_Records provided_:
((

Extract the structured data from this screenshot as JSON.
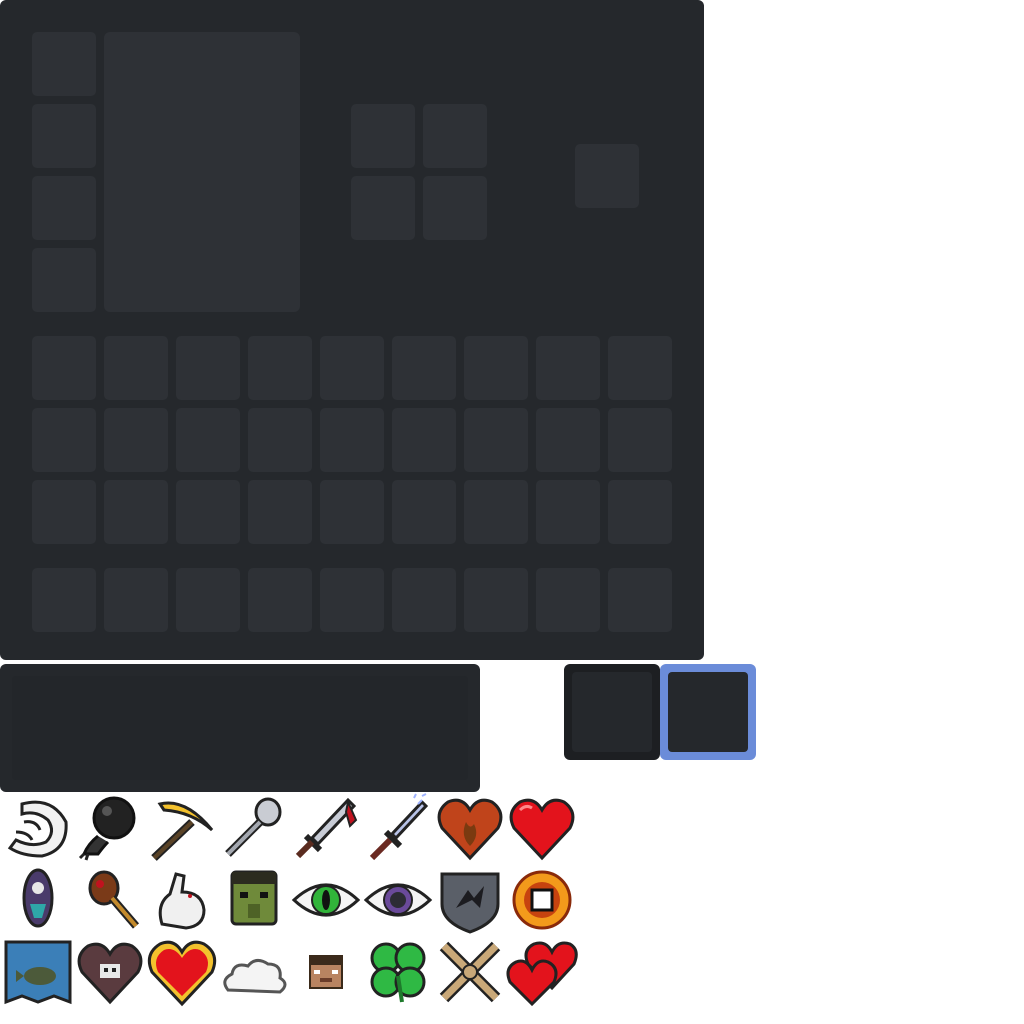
{
  "colors": {
    "panel": "#25282c",
    "slot": "#2e3136",
    "selected_border": "#6b8cd9",
    "button_border": "#1d1f22"
  },
  "inventory": {
    "armor_slots": 4,
    "crafting_grid": "2x2",
    "result_slots": 1,
    "storage_rows": 3,
    "hotbar_slots": 9
  },
  "search": {
    "value": ""
  },
  "tab_buttons": [
    {
      "name": "inventory-tab",
      "selected": false
    },
    {
      "name": "selected-tab",
      "selected": true
    }
  ],
  "icons": [
    [
      "white-claw-icon",
      "bomb-ball-icon",
      "golden-pickaxe-icon",
      "iron-spoon-icon",
      "bloody-sword-icon",
      "magic-dagger-icon",
      "burning-heart-icon",
      "red-heart-icon"
    ],
    [
      "spirit-totem-icon",
      "meat-club-icon",
      "white-rabbit-icon",
      "zombie-head-icon",
      "green-eye-icon",
      "dark-eye-icon",
      "dragon-shield-icon",
      "fire-ring-icon"
    ],
    [
      "fish-banner-icon",
      "skeleton-heart-icon",
      "golden-heart-icon",
      "cloud-icon",
      "steve-head-icon",
      "four-leaf-clover-icon",
      "crossed-bones-icon",
      "double-heart-icon"
    ]
  ]
}
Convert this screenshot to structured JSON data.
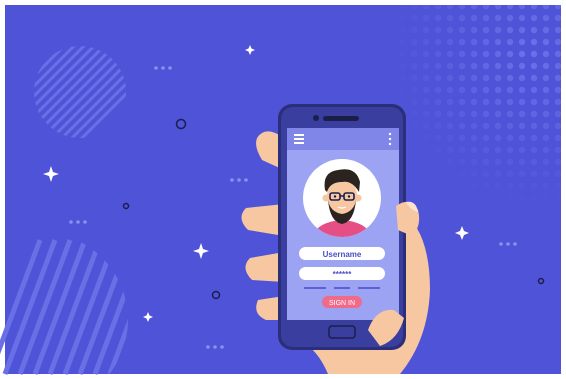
{
  "login_form": {
    "username_placeholder": "Username",
    "password_mask": "******",
    "sign_in_label": "SIGN IN"
  },
  "colors": {
    "background": "#4f53d8",
    "phone_body": "#3a3e9e",
    "screen": "#9ca3f2",
    "screen_header": "#7f86e8",
    "accent_button": "#f06a8a",
    "skin": "#f6c7a1",
    "hair": "#2a2320",
    "shirt": "#e64f86"
  },
  "icons": {
    "menu": "hamburger-menu-icon",
    "more": "vertical-dots-icon",
    "avatar": "user-avatar",
    "front_camera": "camera-icon"
  }
}
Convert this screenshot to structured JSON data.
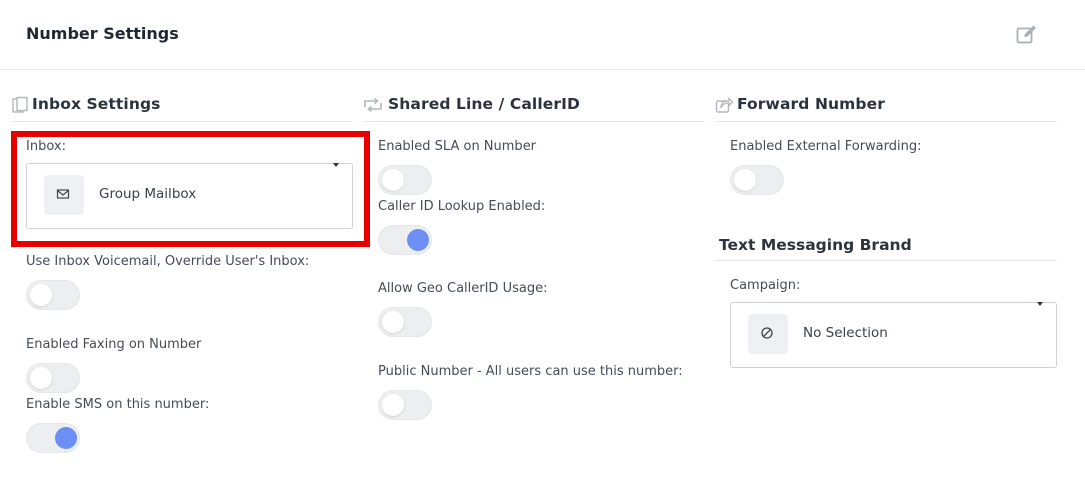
{
  "header": {
    "title": "Number Settings",
    "edit_icon": "edit-icon"
  },
  "inbox_settings": {
    "title": "Inbox Settings",
    "icon": "clipboard-icon",
    "inbox_label": "Inbox:",
    "inbox_value": "Group Mailbox",
    "inbox_value_icon": "envelope-icon",
    "voicemail_label": "Use Inbox Voicemail, Override User's Inbox:",
    "voicemail_enabled": false,
    "faxing_label": "Enabled Faxing on Number",
    "faxing_enabled": false,
    "sms_label": "Enable SMS on this number:",
    "sms_enabled": true
  },
  "shared_line": {
    "title": "Shared Line / CallerID",
    "icon": "retweet-icon",
    "sla_label": "Enabled SLA on Number",
    "sla_enabled": false,
    "callerid_lookup_label": "Caller ID Lookup Enabled:",
    "callerid_lookup_enabled": true,
    "geo_callerid_label": "Allow Geo CallerID Usage:",
    "geo_callerid_enabled": false,
    "public_number_label": "Public Number - All users can use this number:",
    "public_number_enabled": false
  },
  "forward_number": {
    "title": "Forward Number",
    "icon": "share-icon",
    "external_forwarding_label": "Enabled External Forwarding:",
    "external_forwarding_enabled": false
  },
  "text_messaging": {
    "title": "Text Messaging Brand",
    "campaign_label": "Campaign:",
    "campaign_value": "No Selection",
    "campaign_value_icon": "ban-icon"
  },
  "colors": {
    "toggle_on": "#6b8ff5",
    "toggle_off": "#edeef0",
    "highlight": "#e60000"
  }
}
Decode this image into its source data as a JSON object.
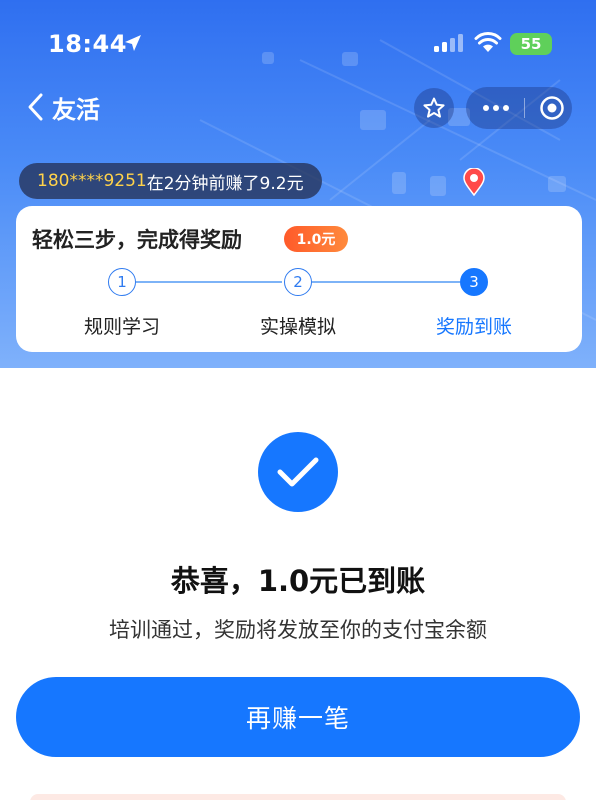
{
  "status_bar": {
    "time": "18:44",
    "battery": "55",
    "icons": [
      "location-arrow-icon",
      "signal-icon",
      "wifi-icon",
      "battery-icon"
    ]
  },
  "nav": {
    "title": "友活",
    "icons": [
      "back-icon",
      "star-icon",
      "more-icon",
      "target-icon"
    ]
  },
  "ticker": {
    "phone": "180****9251",
    "message": "在2分钟前赚了9.2元"
  },
  "steps_card": {
    "title": "轻松三步，完成得奖励",
    "reward_badge": "1.0元",
    "steps": [
      {
        "number": "1",
        "label": "规则学习",
        "active": false
      },
      {
        "number": "2",
        "label": "实操模拟",
        "active": false
      },
      {
        "number": "3",
        "label": "奖励到账",
        "active": true
      }
    ]
  },
  "result": {
    "headline": "恭喜，1.0元已到账",
    "subline": "培训通过，奖励将发放至你的支付宝余额",
    "button_label": "再赚一笔"
  },
  "colors": {
    "primary": "#1677ff",
    "hero_top": "#2f6ff0",
    "ticker_phone": "#ffd24a",
    "reward_badge": "#ff6a2e",
    "battery": "#5fd05a"
  }
}
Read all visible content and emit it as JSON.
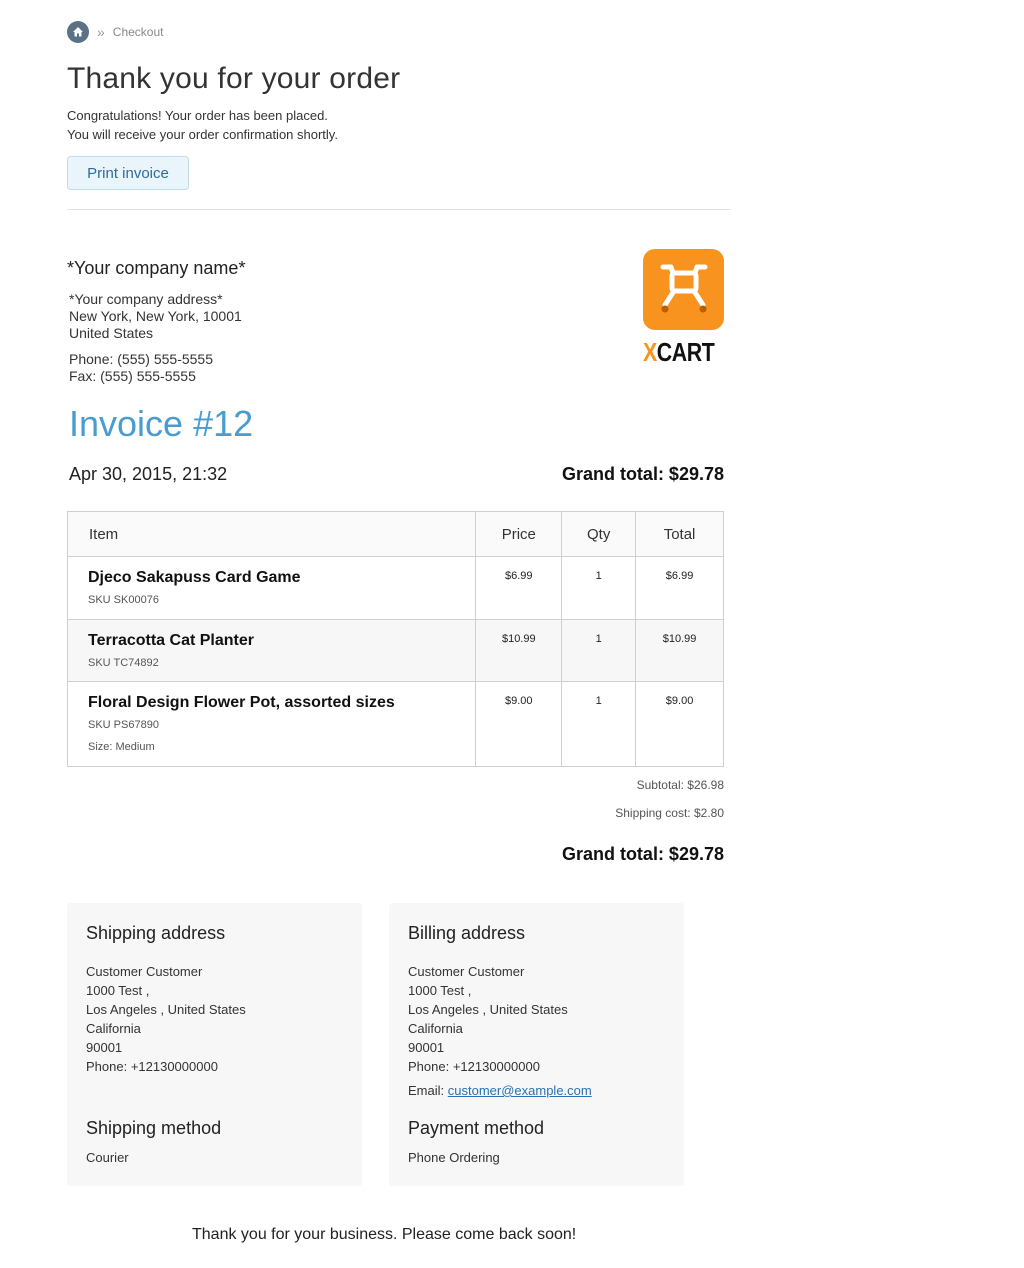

))

_Aim of the exercise_: Quote the full listing above word for word; exclude every picture from the copy.

_Correct answer_:
Extract the structured data from this screenshot as JSON.
{
  "colors": {
    "panel": "#25282c",
    "slot": "#2e3136",
    "selected_border": "#6b8cd9",
    "button_border": "#1d1f22"
  },
  "inventory": {
    "armor_slots": 4,
    "crafting_grid": "2x2",
    "result_slots": 1,
    "storage_rows": 3,
    "hotbar_slots": 9
  },
  "search": {
    "value": ""
  },
  "tab_buttons": [
    {
      "name": "inventory-tab",
      "selected": false
    },
    {
      "name": "selected-tab",
      "selected": true
    }
  ],
  "icons": [
    [
      "white-claw-icon",
      "bomb-ball-icon",
      "golden-pickaxe-icon",
      "iron-spoon-icon",
      "bloody-sword-icon",
      "magic-dagger-icon",
      "burning-heart-icon",
      "red-heart-icon"
    ],
    [
      "spirit-totem-icon",
      "meat-club-icon",
      "white-rabbit-icon",
      "zombie-head-icon",
      "green-eye-icon",
      "dark-eye-icon",
      "dragon-shield-icon",
      "fire-ring-icon"
    ],
    [
      "fish-banner-icon",
      "skeleton-heart-icon",
      "golden-heart-icon",
      "cloud-icon",
      "steve-head-icon",
      "four-leaf-clover-icon",
      "crossed-bones-icon",
      "double-heart-icon"
    ]
  ]
}
Convert this screenshot to structured JSON data.
{
  "login_form": {
    "username_placeholder": "Username",
    "password_mask": "******",
    "sign_in_label": "SIGN IN"
  },
  "colors": {
    "background": "#4f53d8",
    "phone_body": "#3a3e9e",
    "screen": "#9ca3f2",
    "screen_header": "#7f86e8",
    "accent_button": "#f06a8a",
    "skin": "#f6c7a1",
    "hair": "#2a2320",
    "shirt": "#e64f86"
  },
  "icons": {
    "menu": "hamburger-menu-icon",
    "more": "vertical-dots-icon",
    "avatar": "user-avatar",
    "front_camera": "camera-icon"
  }
}
Convert this screenshot to structured JSON data.
{
  "header": {
    "title": "Number Settings",
    "edit_icon": "edit-icon"
  },
  "inbox_settings": {
    "title": "Inbox Settings",
    "icon": "clipboard-icon",
    "inbox_label": "Inbox:",
    "inbox_value": "Group Mailbox",
    "inbox_value_icon": "envelope-icon",
    "voicemail_label": "Use Inbox Voicemail, Override User's Inbox:",
    "voicemail_enabled": false,
    "faxing_label": "Enabled Faxing on Number",
    "faxing_enabled": false,
    "sms_label": "Enable SMS on this number:",
    "sms_enabled": true
  },
  "shared_line": {
    "title": "Shared Line / CallerID",
    "icon": "retweet-icon",
    "sla_label": "Enabled SLA on Number",
    "sla_enabled": false,
    "callerid_lookup_label": "Caller ID Lookup Enabled:",
    "callerid_lookup_enabled": true,
    "geo_callerid_label": "Allow Geo CallerID Usage:",
    "geo_callerid_enabled": false,
    "public_number_label": "Public Number - All users can use this number:",
    "public_number_enabled": false
  },
  "forward_number": {
    "title": "Forward Number",
    "icon": "share-icon",
    "external_forwarding_label": "Enabled External Forwarding:",
    "external_forwarding_enabled": false
  },
  "text_messaging": {
    "title": "Text Messaging Brand",
    "campaign_label": "Campaign:",
    "campaign_value": "No Selection",
    "campaign_value_icon": "ban-icon"
  },
  "colors": {
    "toggle_on": "#6b8ff5",
    "toggle_off": "#edeef0",
    "highlight": "#e60000"
  }
}
Decode this image into its source data as a JSON object.
{
  "status_bar": {
    "time": "18:44",
    "battery": "55",
    "icons": [
      "location-arrow-icon",
      "signal-icon",
      "wifi-icon",
      "battery-icon"
    ]
  },
  "nav": {
    "title": "友活",
    "icons": [
      "back-icon",
      "star-icon",
      "more-icon",
      "target-icon"
    ]
  },
  "ticker": {
    "phone": "180****9251",
    "message": "在2分钟前赚了9.2元"
  },
  "steps_card": {
    "title": "轻松三步，完成得奖励",
    "reward_badge": "1.0元",
    "steps": [
      {
        "number": "1",
        "label": "规则学习",
        "active": false
      },
      {
        "number": "2",
        "label": "实操模拟",
        "active": false
      },
      {
        "number": "3",
        "label": "奖励到账",
        "active": true
      }
    ]
  },
  "result": {
    "headline": "恭喜，1.0元已到账",
    "subline": "培训通过，奖励将发放至你的支付宝余额",
    "button_label": "再赚一笔"
  },
  "colors": {
    "primary": "#1677ff",
    "hero_top": "#2f6ff0",
    "ticker_phone": "#ffd24a",
    "reward_badge": "#ff6a2e",
    "battery": "#5fd05a"
  }
}
Read all visible content and emit it as JSON.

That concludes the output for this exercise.